• **About this exercise**
Answer these questions from the abstract on valproic acid and brain myelination:
(a) On which embryonic day were the pregnant dams injected?
(b) Which myelin-specific stain was used for the histological quantification?
(c) Which myelin-related genes were analyzed by quantitative real-time PCR?

Postnatal brain myelination in an animal model of autism induced by prenatal exposure to valproic acid
Autism, Valproic acid, Myelin, Gene expression, Frontal cortex
Mammalian brain circuits are formed through the interaction between timely regulated genetic and environmental signals during neural development. These signals control synaptic formation, synaptic pruning and myelination, all processes that are required for maturation and establishment of the adult neural connectivity. In developmental disorders, such as autism spectrum disorders, deficits in these processes may lead to abnormal neural circuitry development and, in consequence, to physiological and behavioral alterations, including social deficits, restricted interests, stereotyped movements, sensory disturbances, and epileptic seizures. Recently, a transcriptome study from our lab indicate that infant VPA (valproic acid)-treated rats have altered expression of synaptic genes and reduced expression of myelin-related genes in the frontal cortex, suggesting possible molecular mechanisms for the behavioral deficits previously observed in these animals. Therefore, the aim of this study was to investigate the myelination pattern in the forebrain of VPA-treated rats at different postnatal ages (infant: P15, adolescent: P30 and adult: P60). For that, experimental and control groups were generated by injecting pregnant dams with 500 mg/Kg i.p. VPA or saline, respectively, on embryonic day 12.5 (E12.5). Analysis of myelin integrity was conducted by two different approaches: (1) histological quantification of the thickness and myelin staining intensity of the major forebrain white matter tracts (corpus callosum, anterior commissure, fimbria and internal/external capsule) using the myelin-specific stain Black Gold; and (2) gene expression analysis of myelin-related genes (Mobp, Plp1, Mag, and Klhl1) in dissected samples of the frontal cortex of P15 rats by quantitative real-time PCR.

• **Supplied data**
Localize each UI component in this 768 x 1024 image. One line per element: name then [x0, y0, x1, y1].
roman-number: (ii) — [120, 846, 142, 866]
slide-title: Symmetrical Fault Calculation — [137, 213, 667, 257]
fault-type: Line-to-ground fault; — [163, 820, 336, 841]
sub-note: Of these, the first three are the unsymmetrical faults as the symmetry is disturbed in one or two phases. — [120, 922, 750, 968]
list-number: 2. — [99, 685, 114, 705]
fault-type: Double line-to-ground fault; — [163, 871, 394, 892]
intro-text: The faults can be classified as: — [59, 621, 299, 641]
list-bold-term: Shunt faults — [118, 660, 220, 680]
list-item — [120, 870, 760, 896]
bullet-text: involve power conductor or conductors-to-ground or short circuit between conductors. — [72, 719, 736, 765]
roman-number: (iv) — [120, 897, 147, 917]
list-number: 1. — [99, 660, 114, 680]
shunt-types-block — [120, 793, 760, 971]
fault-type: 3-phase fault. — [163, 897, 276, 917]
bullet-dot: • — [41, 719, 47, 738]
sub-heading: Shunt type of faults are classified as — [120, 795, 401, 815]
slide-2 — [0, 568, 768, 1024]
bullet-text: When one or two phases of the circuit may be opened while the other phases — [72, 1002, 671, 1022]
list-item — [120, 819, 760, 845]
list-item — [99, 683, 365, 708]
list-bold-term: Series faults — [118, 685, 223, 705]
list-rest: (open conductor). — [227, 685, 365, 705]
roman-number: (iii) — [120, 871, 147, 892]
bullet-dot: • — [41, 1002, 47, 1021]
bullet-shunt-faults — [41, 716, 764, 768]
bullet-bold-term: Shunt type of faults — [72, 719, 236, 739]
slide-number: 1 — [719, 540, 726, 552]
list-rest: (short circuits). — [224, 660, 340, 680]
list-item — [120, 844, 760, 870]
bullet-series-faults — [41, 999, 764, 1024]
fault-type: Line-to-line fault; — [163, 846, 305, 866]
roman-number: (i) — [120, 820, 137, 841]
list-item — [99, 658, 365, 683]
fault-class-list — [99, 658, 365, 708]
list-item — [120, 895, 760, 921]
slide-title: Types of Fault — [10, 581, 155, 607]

• **Written solution**
(a) Embryonic day 12.5 (E12.5).
(b) Black Gold.
(c) Mobp, Plp1, Mag, and Klhl1.